**RECORDS PROVIDED:**

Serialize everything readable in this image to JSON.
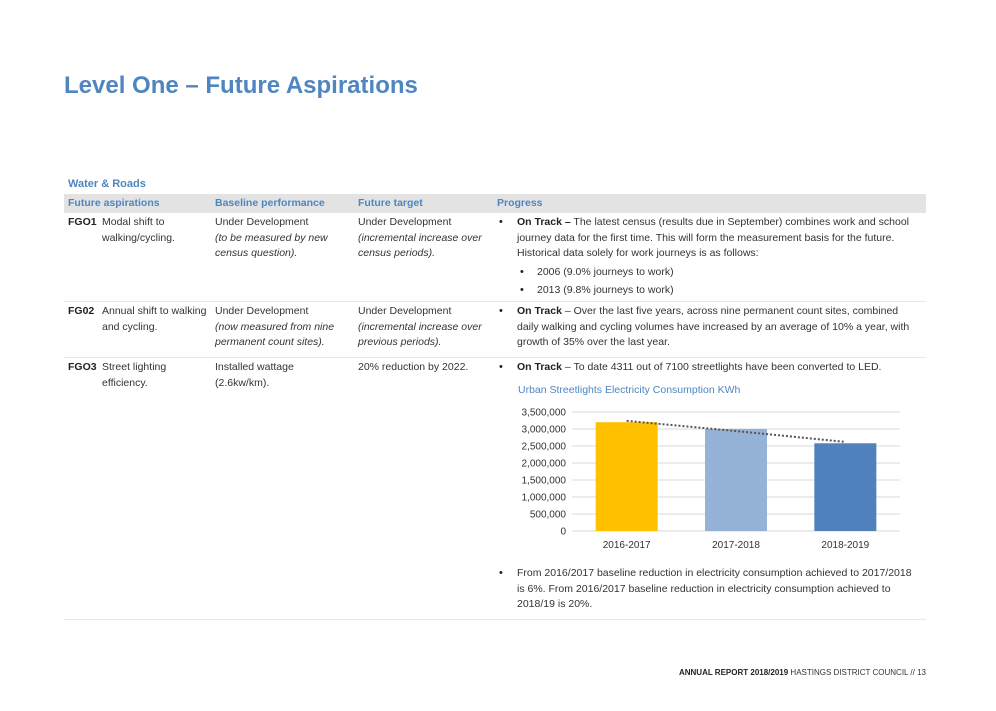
{
  "page_title": "Level One – Future Aspirations",
  "section": "Water & Roads",
  "headers": {
    "aspirations": "Future aspirations",
    "baseline": "Baseline performance",
    "target": "Future target",
    "progress": "Progress"
  },
  "rows": [
    {
      "code": "FGO1",
      "aspiration": "Modal shift to walking/cycling.",
      "baseline": "Under Development",
      "baseline_note": "(to be measured by new census question).",
      "target": "Under Development",
      "target_note": "(incremental increase over census periods).",
      "status": "On Track –",
      "progress": " The latest census (results due in September) combines work and school journey data for the first time. This will form the measurement basis for the future. Historical data solely for work journeys is as follows:",
      "sub_items": [
        "2006 (9.0% journeys to work)",
        "2013 (9.8% journeys to work)"
      ]
    },
    {
      "code": "FG02",
      "aspiration": "Annual shift to walking and cycling.",
      "baseline": "Under Development",
      "baseline_note": "(now measured from nine permanent count sites).",
      "target": "Under Development",
      "target_note": "(incremental increase over previous periods).",
      "status": "On Track",
      "progress": " – Over the last five years, across nine permanent count sites, combined daily walking and cycling volumes have increased by an average of 10% a year, with growth of 35% over the last year."
    },
    {
      "code": "FGO3",
      "aspiration": "Street lighting efficiency.",
      "baseline": "Installed wattage (2.6kw/km).",
      "target": "20% reduction by 2022.",
      "status": "On Track",
      "progress": " – To date 4311 out of 7100 streetlights have been converted to LED.",
      "progress_2": "From 2016/2017 baseline reduction in electricity consumption achieved to 2017/2018 is 6%. From 2016/2017 baseline reduction in electricity consumption achieved to 2018/19 is 20%."
    }
  ],
  "chart_data": {
    "type": "bar",
    "title": "Urban Streetlights Electricity Consumption KWh",
    "categories": [
      "2016-2017",
      "2017-2018",
      "2018-2019"
    ],
    "values": [
      3200000,
      3000000,
      2580000
    ],
    "colors": [
      "#ffc000",
      "#95b3d7",
      "#4f81bd"
    ],
    "trendline": [
      3240000,
      2940000,
      2620000
    ],
    "ylim": [
      0,
      3500000
    ],
    "yticks": [
      "0",
      "500,000",
      "1,000,000",
      "1,500,000",
      "2,000,000",
      "2,500,000",
      "3,000,000",
      "3,500,000"
    ],
    "grid": true
  },
  "footer": {
    "report": "ANNUAL REPORT 2018/2019",
    "council": " HASTINGS DISTRICT COUNCIL  //  13"
  }
}
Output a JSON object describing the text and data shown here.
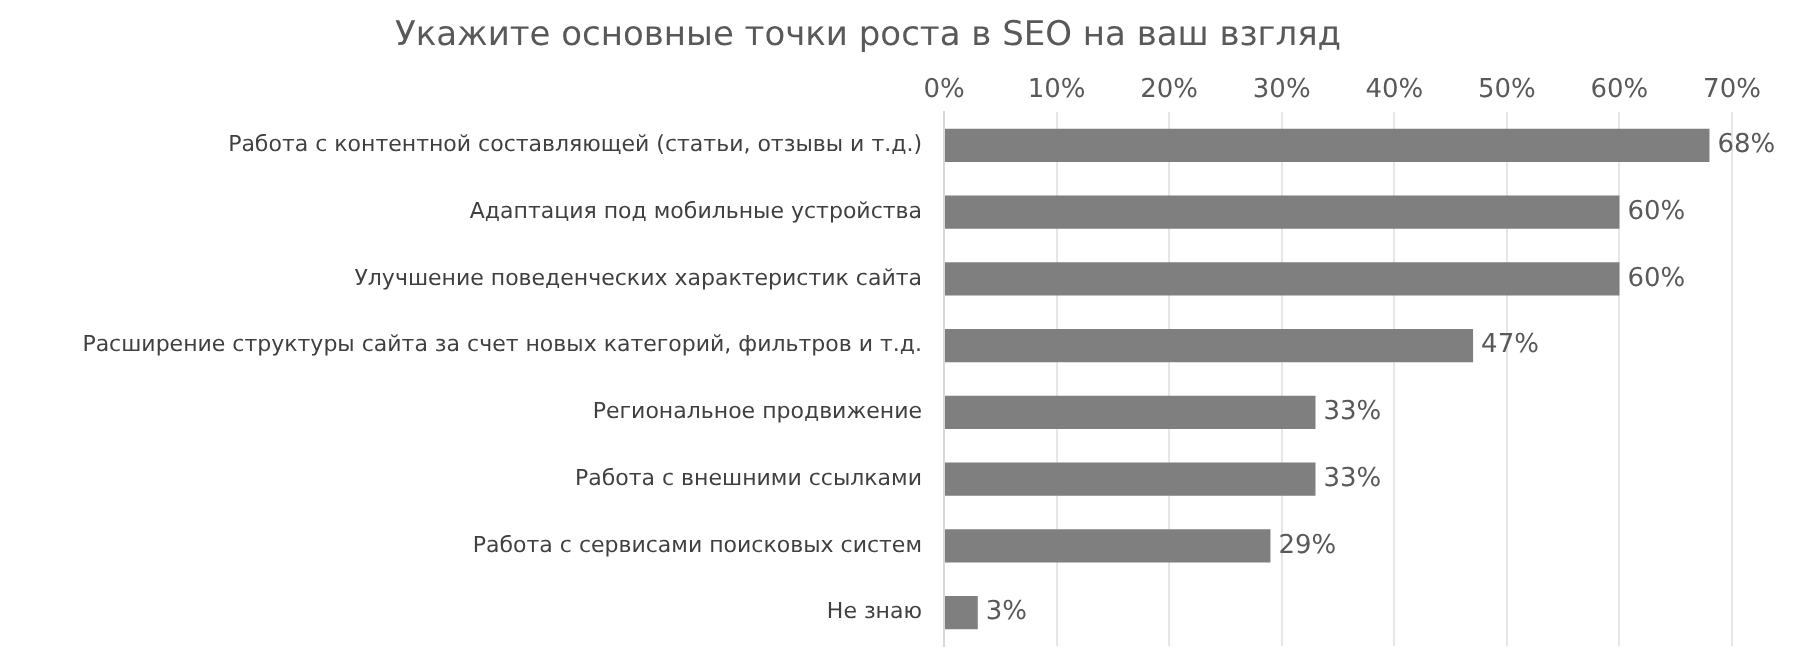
{
  "chart_data": {
    "type": "bar",
    "orientation": "horizontal",
    "title": "Укажите основные точки роста в SEO на ваш взгляд",
    "categories": [
      "Работа с контентной составляющей (статьи, отзывы и т.д.)",
      "Адаптация под мобильные устройства",
      "Улучшение поведенческих характеристик сайта",
      "Расширение структуры сайта за счет новых категорий, фильтров и т.д.",
      "Региональное продвижение",
      "Работа с внешними ссылками",
      "Работа с сервисами поисковых систем",
      "Не знаю"
    ],
    "values": [
      68,
      60,
      60,
      47,
      33,
      33,
      29,
      3
    ],
    "value_labels": [
      "68%",
      "60%",
      "60%",
      "47%",
      "33%",
      "33%",
      "29%",
      "3%"
    ],
    "color": "#7f7f7f",
    "xlim": [
      0,
      70
    ],
    "xticks": [
      {
        "value": 0,
        "label": "0%"
      },
      {
        "value": 10,
        "label": "10%"
      },
      {
        "value": 20,
        "label": "20%"
      },
      {
        "value": 30,
        "label": "30%"
      },
      {
        "value": 40,
        "label": "40%"
      },
      {
        "value": 50,
        "label": "50%"
      },
      {
        "value": 60,
        "label": "60%"
      },
      {
        "value": 70,
        "label": "70%"
      }
    ],
    "grid": "x",
    "legend": false
  }
}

**WORK INSTRUCTIONS:** Using the records above, gather all lines where the string "Работа" is present.

**TASK OUTPUT:**
      "Работа с контентной составляющей (статьи, отзывы и т.д.)",
      "Работа с внешними ссылками",
      "Работа с сервисами поисковых систем",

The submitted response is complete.